Items from a figure collection:
====================

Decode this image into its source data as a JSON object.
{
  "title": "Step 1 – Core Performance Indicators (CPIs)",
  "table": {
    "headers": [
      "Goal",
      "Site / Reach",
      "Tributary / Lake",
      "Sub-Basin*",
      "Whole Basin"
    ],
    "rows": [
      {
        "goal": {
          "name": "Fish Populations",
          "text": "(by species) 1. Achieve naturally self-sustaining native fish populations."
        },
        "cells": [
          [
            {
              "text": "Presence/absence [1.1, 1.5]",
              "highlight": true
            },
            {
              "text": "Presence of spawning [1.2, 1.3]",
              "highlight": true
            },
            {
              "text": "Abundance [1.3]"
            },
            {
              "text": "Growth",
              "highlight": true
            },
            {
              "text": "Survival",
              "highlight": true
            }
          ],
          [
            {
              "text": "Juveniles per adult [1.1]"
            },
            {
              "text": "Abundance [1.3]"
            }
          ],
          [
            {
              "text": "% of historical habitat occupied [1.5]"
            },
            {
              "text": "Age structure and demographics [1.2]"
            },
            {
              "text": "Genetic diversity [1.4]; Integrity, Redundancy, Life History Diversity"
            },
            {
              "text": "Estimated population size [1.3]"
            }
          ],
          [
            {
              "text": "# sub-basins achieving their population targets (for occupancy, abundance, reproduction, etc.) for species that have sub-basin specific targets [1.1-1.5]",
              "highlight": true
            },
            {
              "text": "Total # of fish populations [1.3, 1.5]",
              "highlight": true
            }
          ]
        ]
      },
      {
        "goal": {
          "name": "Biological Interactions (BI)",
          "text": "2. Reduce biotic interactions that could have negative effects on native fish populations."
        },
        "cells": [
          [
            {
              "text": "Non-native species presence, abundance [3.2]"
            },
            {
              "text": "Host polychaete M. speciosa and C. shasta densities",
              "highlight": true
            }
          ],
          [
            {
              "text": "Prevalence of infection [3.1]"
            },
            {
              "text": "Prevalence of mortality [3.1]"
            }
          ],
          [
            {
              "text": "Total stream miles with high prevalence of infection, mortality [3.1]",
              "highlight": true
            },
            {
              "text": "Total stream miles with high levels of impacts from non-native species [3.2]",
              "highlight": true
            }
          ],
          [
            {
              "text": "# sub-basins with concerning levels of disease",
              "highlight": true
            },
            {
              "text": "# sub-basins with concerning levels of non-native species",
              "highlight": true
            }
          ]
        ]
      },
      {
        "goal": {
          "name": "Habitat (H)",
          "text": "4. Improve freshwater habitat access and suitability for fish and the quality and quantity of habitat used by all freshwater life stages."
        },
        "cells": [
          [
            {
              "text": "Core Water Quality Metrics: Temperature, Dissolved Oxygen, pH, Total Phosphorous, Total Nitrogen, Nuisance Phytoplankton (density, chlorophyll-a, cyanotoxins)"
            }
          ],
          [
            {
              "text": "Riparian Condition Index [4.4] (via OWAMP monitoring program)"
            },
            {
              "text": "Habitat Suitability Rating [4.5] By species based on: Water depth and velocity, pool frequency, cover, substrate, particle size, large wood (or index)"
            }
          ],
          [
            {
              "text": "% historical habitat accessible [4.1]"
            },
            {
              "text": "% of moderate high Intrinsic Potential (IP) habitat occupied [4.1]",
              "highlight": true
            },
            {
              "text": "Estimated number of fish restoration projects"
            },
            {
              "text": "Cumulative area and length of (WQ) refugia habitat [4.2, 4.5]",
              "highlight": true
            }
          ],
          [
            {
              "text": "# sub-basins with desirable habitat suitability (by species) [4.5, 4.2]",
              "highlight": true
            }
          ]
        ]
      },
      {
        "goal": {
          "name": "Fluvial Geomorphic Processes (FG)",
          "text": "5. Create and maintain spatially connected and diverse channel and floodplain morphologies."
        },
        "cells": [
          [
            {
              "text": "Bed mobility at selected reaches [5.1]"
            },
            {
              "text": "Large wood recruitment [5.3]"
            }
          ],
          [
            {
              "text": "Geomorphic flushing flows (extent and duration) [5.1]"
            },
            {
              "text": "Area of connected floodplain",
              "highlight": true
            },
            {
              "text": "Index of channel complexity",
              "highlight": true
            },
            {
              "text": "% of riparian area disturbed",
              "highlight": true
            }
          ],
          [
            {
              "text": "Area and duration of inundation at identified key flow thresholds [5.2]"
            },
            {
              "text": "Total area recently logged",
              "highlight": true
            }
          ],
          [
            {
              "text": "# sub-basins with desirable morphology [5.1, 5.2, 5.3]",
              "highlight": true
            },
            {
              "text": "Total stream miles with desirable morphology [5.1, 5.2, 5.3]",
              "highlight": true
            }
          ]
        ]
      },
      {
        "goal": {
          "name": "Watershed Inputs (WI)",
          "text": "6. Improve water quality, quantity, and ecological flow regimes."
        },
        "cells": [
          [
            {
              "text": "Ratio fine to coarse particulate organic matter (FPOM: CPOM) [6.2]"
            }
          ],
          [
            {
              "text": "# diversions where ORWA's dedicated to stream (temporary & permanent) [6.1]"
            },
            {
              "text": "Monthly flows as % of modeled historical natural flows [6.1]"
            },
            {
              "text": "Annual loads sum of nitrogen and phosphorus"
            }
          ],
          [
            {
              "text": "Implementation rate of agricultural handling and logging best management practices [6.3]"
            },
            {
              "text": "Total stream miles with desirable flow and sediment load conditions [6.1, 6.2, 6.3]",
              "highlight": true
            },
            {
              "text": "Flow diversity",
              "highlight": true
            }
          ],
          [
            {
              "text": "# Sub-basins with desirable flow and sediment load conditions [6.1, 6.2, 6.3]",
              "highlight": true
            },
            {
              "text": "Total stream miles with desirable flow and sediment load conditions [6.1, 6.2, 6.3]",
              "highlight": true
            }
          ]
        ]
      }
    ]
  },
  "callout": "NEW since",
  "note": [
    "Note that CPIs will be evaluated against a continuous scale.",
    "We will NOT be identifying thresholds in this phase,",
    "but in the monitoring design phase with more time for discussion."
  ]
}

====================

### Instructions for the task
Find the lines above that contain the word "mortality" and collect them.

### Task result
              "text": "Prevalence of mortality [3.1]"
              "text": "Total stream miles with high prevalence of infection, mortality [3.1]",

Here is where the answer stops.